• Information given:
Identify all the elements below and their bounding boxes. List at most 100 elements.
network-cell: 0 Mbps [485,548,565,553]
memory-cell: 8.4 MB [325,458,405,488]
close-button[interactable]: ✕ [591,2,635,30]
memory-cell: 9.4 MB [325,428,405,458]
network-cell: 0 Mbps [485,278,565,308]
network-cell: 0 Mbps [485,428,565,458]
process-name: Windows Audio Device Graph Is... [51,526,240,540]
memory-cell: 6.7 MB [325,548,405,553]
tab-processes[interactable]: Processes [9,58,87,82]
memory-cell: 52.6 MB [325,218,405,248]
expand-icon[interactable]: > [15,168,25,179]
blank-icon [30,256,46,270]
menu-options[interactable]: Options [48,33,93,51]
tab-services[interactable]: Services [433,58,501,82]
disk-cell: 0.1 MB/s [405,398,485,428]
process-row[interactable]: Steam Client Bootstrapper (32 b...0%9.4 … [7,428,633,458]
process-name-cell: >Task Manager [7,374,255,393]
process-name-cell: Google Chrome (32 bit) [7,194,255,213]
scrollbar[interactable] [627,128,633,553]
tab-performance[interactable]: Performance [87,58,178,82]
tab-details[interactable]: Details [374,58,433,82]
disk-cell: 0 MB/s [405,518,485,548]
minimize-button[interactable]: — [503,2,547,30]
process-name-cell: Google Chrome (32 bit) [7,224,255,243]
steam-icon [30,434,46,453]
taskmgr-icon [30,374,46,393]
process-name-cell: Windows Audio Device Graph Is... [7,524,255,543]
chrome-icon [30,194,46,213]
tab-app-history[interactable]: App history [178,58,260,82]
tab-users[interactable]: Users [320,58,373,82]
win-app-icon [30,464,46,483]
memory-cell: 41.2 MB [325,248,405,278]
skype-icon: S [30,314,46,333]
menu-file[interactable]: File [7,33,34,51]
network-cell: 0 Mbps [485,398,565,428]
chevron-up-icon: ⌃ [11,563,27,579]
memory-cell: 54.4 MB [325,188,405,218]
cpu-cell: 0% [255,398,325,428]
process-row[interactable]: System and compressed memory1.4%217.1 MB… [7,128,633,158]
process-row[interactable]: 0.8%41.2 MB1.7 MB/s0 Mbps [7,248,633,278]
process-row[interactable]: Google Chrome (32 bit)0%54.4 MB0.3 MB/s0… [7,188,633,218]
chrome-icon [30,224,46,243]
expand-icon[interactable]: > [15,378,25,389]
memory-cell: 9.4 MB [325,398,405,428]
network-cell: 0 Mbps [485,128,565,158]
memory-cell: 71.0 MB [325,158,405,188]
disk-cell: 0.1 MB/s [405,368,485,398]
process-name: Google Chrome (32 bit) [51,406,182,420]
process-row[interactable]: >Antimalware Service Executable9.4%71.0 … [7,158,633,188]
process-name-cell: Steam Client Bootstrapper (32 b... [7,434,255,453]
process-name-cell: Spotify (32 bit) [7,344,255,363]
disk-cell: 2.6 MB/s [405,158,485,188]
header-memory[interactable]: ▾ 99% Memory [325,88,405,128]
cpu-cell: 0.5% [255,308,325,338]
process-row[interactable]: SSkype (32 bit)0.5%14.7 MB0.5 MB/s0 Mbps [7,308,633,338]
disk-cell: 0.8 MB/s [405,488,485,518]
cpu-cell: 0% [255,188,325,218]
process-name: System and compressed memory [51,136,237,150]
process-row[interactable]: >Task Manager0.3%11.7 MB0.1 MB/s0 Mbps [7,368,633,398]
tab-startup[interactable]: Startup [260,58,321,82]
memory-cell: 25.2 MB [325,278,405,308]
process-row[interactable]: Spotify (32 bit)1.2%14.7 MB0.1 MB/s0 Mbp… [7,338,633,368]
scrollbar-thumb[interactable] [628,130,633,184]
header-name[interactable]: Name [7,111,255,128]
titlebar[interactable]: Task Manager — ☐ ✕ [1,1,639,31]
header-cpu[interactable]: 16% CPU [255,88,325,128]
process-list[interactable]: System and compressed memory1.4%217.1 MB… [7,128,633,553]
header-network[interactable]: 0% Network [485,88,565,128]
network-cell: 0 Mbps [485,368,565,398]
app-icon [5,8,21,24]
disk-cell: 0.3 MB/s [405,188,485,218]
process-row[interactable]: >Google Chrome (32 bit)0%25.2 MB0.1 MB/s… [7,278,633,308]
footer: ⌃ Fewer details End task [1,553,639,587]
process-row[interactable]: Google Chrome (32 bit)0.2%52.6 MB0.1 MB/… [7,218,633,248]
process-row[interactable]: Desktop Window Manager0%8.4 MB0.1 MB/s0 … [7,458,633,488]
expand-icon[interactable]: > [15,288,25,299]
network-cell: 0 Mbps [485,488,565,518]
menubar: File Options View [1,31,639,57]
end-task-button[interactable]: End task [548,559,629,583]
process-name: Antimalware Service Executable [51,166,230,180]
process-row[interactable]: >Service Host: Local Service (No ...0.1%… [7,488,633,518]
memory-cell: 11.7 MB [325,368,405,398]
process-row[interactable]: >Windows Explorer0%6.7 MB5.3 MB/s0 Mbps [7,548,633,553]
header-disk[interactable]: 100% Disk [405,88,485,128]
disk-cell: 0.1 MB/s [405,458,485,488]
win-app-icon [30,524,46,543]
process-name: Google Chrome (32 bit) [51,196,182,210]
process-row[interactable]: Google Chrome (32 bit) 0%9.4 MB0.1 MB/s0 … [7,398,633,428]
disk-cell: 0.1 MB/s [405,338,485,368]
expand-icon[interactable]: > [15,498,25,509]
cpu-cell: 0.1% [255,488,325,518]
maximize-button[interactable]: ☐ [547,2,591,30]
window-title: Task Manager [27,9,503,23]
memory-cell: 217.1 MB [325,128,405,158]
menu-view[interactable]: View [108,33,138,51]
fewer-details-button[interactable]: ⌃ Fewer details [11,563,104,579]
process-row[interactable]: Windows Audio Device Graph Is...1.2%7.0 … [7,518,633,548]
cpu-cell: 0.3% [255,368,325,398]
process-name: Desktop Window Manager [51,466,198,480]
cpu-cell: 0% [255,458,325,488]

• Problem to solve:
Rewrite the listing above as a numbered list and leave out any blank lines.

• Response below:
1. Identify all the elements below and their bounding boxes. List at most 100 elements.
2. network-cell: 0 Mbps [485,548,565,553]
3. memory-cell: 8.4 MB [325,458,405,488]
4. close-button[interactable]: ✕ [591,2,635,30]
5. memory-cell: 9.4 MB [325,428,405,458]
6. network-cell: 0 Mbps [485,278,565,308]
7. network-cell: 0 Mbps [485,428,565,458]
8. process-name: Windows Audio Device Graph Is... [51,526,240,540]
9. memory-cell: 6.7 MB [325,548,405,553]
10. tab-processes[interactable]: Processes [9,58,87,82]
11. memory-cell: 52.6 MB [325,218,405,248]
12. expand-icon[interactable]: > [15,168,25,179]
13. blank-icon [30,256,46,270]
14. menu-options[interactable]: Options [48,33,93,51]
15. tab-services[interactable]: Services [433,58,501,82]
16. disk-cell: 0.1 MB/s [405,398,485,428]
17. process-row[interactable]: Steam Client Bootstrapper (32 b...0%9.4 … [7,428,633,458]
18. process-name-cell: >Task Manager [7,374,255,393]
19. process-name-cell: Google Chrome (32 bit) [7,194,255,213]
20. scrollbar[interactable] [627,128,633,553]
21. tab-performance[interactable]: Performance [87,58,178,82]
22. tab-details[interactable]: Details [374,58,433,82]
23. disk-cell: 0 MB/s [405,518,485,548]
24. minimize-button[interactable]: — [503,2,547,30]
25. process-name-cell: Google Chrome (32 bit) [7,224,255,243]
26. steam-icon [30,434,46,453]
27. taskmgr-icon [30,374,46,393]
28. process-name-cell: Windows Audio Device Graph Is... [7,524,255,543]
29. chrome-icon [30,194,46,213]
30. tab-app-history[interactable]: App history [178,58,260,82]
31. tab-users[interactable]: Users [320,58,373,82]
32. win-app-icon [30,464,46,483]
33. memory-cell: 41.2 MB [325,248,405,278]
34. skype-icon: S [30,314,46,333]
35. menu-file[interactable]: File [7,33,34,51]
36. network-cell: 0 Mbps [485,398,565,428]
37. chevron-up-icon: ⌃ [11,563,27,579]
38. memory-cell: 54.4 MB [325,188,405,218]
39. cpu-cell: 0% [255,398,325,428]
40. process-row[interactable]: System and compressed memory1.4%217.1 MB… [7,128,633,158]
41. process-row[interactable]: 0.8%41.2 MB1.7 MB/s0 Mbps [7,248,633,278]
42. process-row[interactable]: Google Chrome (32 bit)0%54.4 MB0.3 MB/s0… [7,188,633,218]
43. chrome-icon [30,224,46,243]
44. expand-icon[interactable]: > [15,378,25,389]
45. memory-cell: 9.4 MB [325,398,405,428]
46. network-cell: 0 Mbps [485,128,565,158]
47. memory-cell: 71.0 MB [325,158,405,188]
48. disk-cell: 0.1 MB/s [405,368,485,398]
49. process-name: Google Chrome (32 bit) [51,406,182,420]
50. process-row[interactable]: >Antimalware Service Executable9.4%71.0 … [7,158,633,188]
51. process-name-cell: Steam Client Bootstrapper (32 b... [7,434,255,453]
52. process-name-cell: Spotify (32 bit) [7,344,255,363]
53. disk-cell: 2.6 MB/s [405,158,485,188]
54. header-memory[interactable]: ▾ 99% Memory [325,88,405,128]
55. cpu-cell: 0.5% [255,308,325,338]
56. process-row[interactable]: SSkype (32 bit)0.5%14.7 MB0.5 MB/s0 Mbps [7,308,633,338]
57. disk-cell: 0.8 MB/s [405,488,485,518]
58. cpu-cell: 0% [255,188,325,218]
59. process-name: System and compressed memory [51,136,237,150]
60. process-row[interactable]: >Task Manager0.3%11.7 MB0.1 MB/s0 Mbps [7,368,633,398]
61. tab-startup[interactable]: Startup [260,58,321,82]
62. memory-cell: 25.2 MB [325,278,405,308]
63. process-row[interactable]: Spotify (32 bit)1.2%14.7 MB0.1 MB/s0 Mbp… [7,338,633,368]
64. scrollbar-thumb[interactable] [628,130,633,184]
65. header-name[interactable]: Name [7,111,255,128]
66. titlebar[interactable]: Task Manager — ☐ ✕ [1,1,639,31]
67. header-cpu[interactable]: 16% CPU [255,88,325,128]
68. process-list[interactable]: System and compressed memory1.4%217.1 MB… [7,128,633,553]
69. header-network[interactable]: 0% Network [485,88,565,128]
70. network-cell: 0 Mbps [485,368,565,398]
71. app-icon [5,8,21,24]
72. disk-cell: 0.3 MB/s [405,188,485,218]
73. process-row[interactable]: >Google Chrome (32 bit)0%25.2 MB0.1 MB/s… [7,278,633,308]
74. footer: ⌃ Fewer details End task [1,553,639,587]
75. process-row[interactable]: Google Chrome (32 bit)0.2%52.6 MB0.1 MB/… [7,218,633,248]
76. process-row[interactable]: Desktop Window Manager0%8.4 MB0.1 MB/s0 … [7,458,633,488]
77. expand-icon[interactable]: > [15,288,25,299]
78. network-cell: 0 Mbps [485,488,565,518]
79. menubar: File Options View [1,31,639,57]
80. end-task-button[interactable]: End task [548,559,629,583]
81. process-name: Antimalware Service Executable [51,166,230,180]
82. process-row[interactable]: >Service Host: Local Service (No ...0.1%… [7,488,633,518]
83. memory-cell: 11.7 MB [325,368,405,398]
84. process-row[interactable]: >Windows Explorer0%6.7 MB5.3 MB/s0 Mbps [7,548,633,553]
85. header-disk[interactable]: 100% Disk [405,88,485,128]
86. disk-cell: 0.1 MB/s [405,458,485,488]
87. win-app-icon [30,524,46,543]
88. process-name: Google Chrome (32 bit) [51,196,182,210]
89. process-row[interactable]: Google Chrome (32 bit) 0%9.4 MB0.1 MB/s0 … [7,398,633,428]
90. disk-cell: 0.1 MB/s [405,338,485,368]
91. expand-icon[interactable]: > [15,498,25,509]
92. cpu-cell: 0.1% [255,488,325,518]
93. maximize-button[interactable]: ☐ [547,2,591,30]
94. window-title: Task Manager [27,9,503,23]
95. memory-cell: 217.1 MB [325,128,405,158]
96. menu-view[interactable]: View [108,33,138,51]
97. fewer-details-button[interactable]: ⌃ Fewer details [11,563,104,579]
98. process-row[interactable]: Windows Audio Device Graph Is...1.2%7.0 … [7,518,633,548]
99. cpu-cell: 0.3% [255,368,325,398]
100. process-name: Desktop Window Manager [51,466,198,480]
101. cpu-cell: 0% [255,458,325,488]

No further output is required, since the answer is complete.